> **Exercise task**: Return all of the entries word for word, but omit the pictures they contain.

> **Data entries**:
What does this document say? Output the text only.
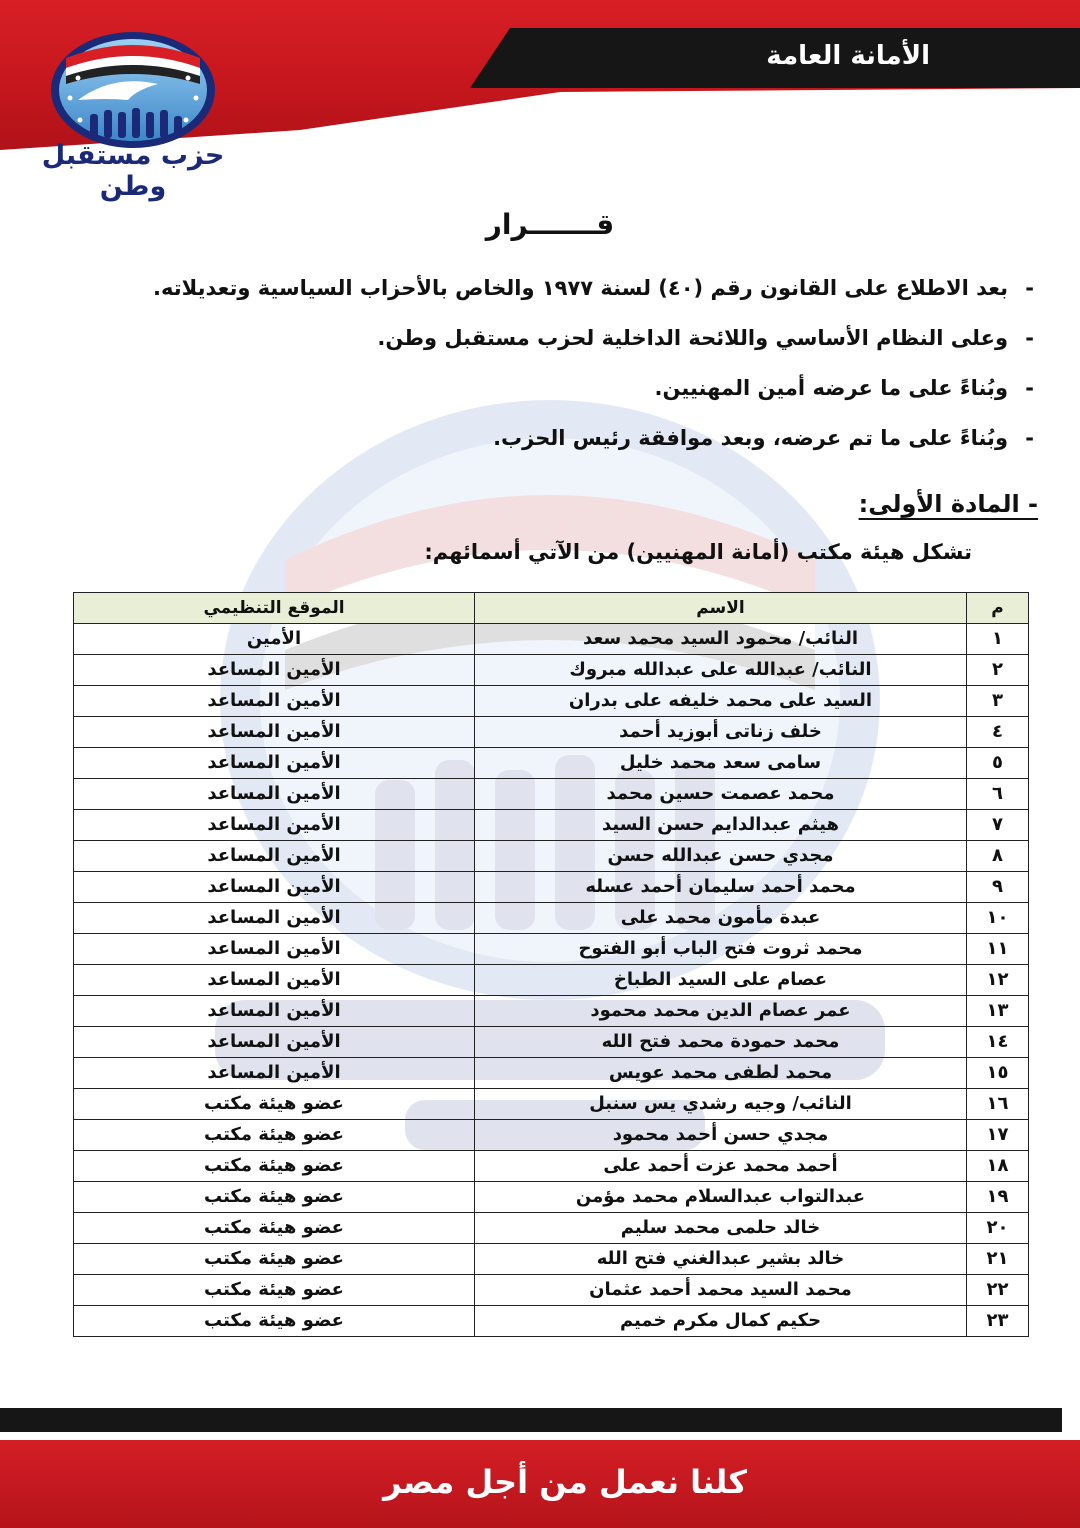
الأمانة العامة
حزب مستقبل وطن
قـــــــرار
-بعد الاطلاع على القانون رقم (٤٠) لسنة ١٩٧٧ والخاص بالأحزاب السياسية وتعديلاته.
-وعلى النظام الأساسي واللائحة الداخلية لحزب مستقبل وطن.
-وبُناءً على ما عرضه أمين المهنيين.
-وبُناءً على ما تم عرضه، وبعد موافقة رئيس الحزب.
- المادة الأولى:
تشكل هيئة مكتب (أمانة المهنيين) من الآتي أسمائهم:
م	الاسم	الموقع التنظيمي
١	النائب/ محمود السيد محمد سعد	الأمين
٢	النائب/ عبدالله على عبدالله مبروك	الأمين المساعد
٣	السيد على محمد خليفه على بدران	الأمين المساعد
٤	خلف زناتى أبوزيد أحمد	الأمين المساعد
٥	سامى سعد محمد خليل	الأمين المساعد
٦	محمد عصمت حسين محمد	الأمين المساعد
٧	هيثم عبدالدايم حسن السيد	الأمين المساعد
٨	مجدي حسن عبدالله حسن	الأمين المساعد
٩	محمد أحمد سليمان أحمد عسله	الأمين المساعد
١٠	عبدة مأمون محمد على	الأمين المساعد
١١	محمد ثروت فتح الباب أبو الفتوح	الأمين المساعد
١٢	عصام على السيد الطباخ	الأمين المساعد
١٣	عمر عصام الدين محمد محمود	الأمين المساعد
١٤	محمد حمودة محمد فتح الله	الأمين المساعد
١٥	محمد لطفى محمد عويس	الأمين المساعد
١٦	النائب/ وجيه رشدي يس سنبل	عضو هيئة مكتب
١٧	مجدي حسن أحمد محمود	عضو هيئة مكتب
١٨	أحمد محمد عزت أحمد على	عضو هيئة مكتب
١٩	عبدالتواب عبدالسلام محمد مؤمن	عضو هيئة مكتب
٢٠	خالد حلمى محمد سليم	عضو هيئة مكتب
٢١	خالد بشير عبدالغني فتح الله	عضو هيئة مكتب
٢٢	محمد السيد محمد أحمد عثمان	عضو هيئة مكتب
٢٣	حكيم كمال مكرم خميم	عضو هيئة مكتب
كلنا نعمل من أجل مصر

> **Exercise solution**:
What does this document say? Output the text only.
الأمانة العامة
حزب مستقبل وطن
قـــــــرار
-بعد الاطلاع على القانون رقم (٤٠) لسنة ١٩٧٧ والخاص بالأحزاب السياسية وتعديلاته.
-وعلى النظام الأساسي واللائحة الداخلية لحزب مستقبل وطن.
-وبُناءً على ما عرضه أمين المهنيين.
-وبُناءً على ما تم عرضه، وبعد موافقة رئيس الحزب.
- المادة الأولى:
تشكل هيئة مكتب (أمانة المهنيين) من الآتي أسمائهم:
م	الاسم	الموقع التنظيمي
١	النائب/ محمود السيد محمد سعد	الأمين
٢	النائب/ عبدالله على عبدالله مبروك	الأمين المساعد
٣	السيد على محمد خليفه على بدران	الأمين المساعد
٤	خلف زناتى أبوزيد أحمد	الأمين المساعد
٥	سامى سعد محمد خليل	الأمين المساعد
٦	محمد عصمت حسين محمد	الأمين المساعد
٧	هيثم عبدالدايم حسن السيد	الأمين المساعد
٨	مجدي حسن عبدالله حسن	الأمين المساعد
٩	محمد أحمد سليمان أحمد عسله	الأمين المساعد
١٠	عبدة مأمون محمد على	الأمين المساعد
١١	محمد ثروت فتح الباب أبو الفتوح	الأمين المساعد
١٢	عصام على السيد الطباخ	الأمين المساعد
١٣	عمر عصام الدين محمد محمود	الأمين المساعد
١٤	محمد حمودة محمد فتح الله	الأمين المساعد
١٥	محمد لطفى محمد عويس	الأمين المساعد
١٦	النائب/ وجيه رشدي يس سنبل	عضو هيئة مكتب
١٧	مجدي حسن أحمد محمود	عضو هيئة مكتب
١٨	أحمد محمد عزت أحمد على	عضو هيئة مكتب
١٩	عبدالتواب عبدالسلام محمد مؤمن	عضو هيئة مكتب
٢٠	خالد حلمى محمد سليم	عضو هيئة مكتب
٢١	خالد بشير عبدالغني فتح الله	عضو هيئة مكتب
٢٢	محمد السيد محمد أحمد عثمان	عضو هيئة مكتب
٢٣	حكيم كمال مكرم خميم	عضو هيئة مكتب
كلنا نعمل من أجل مصر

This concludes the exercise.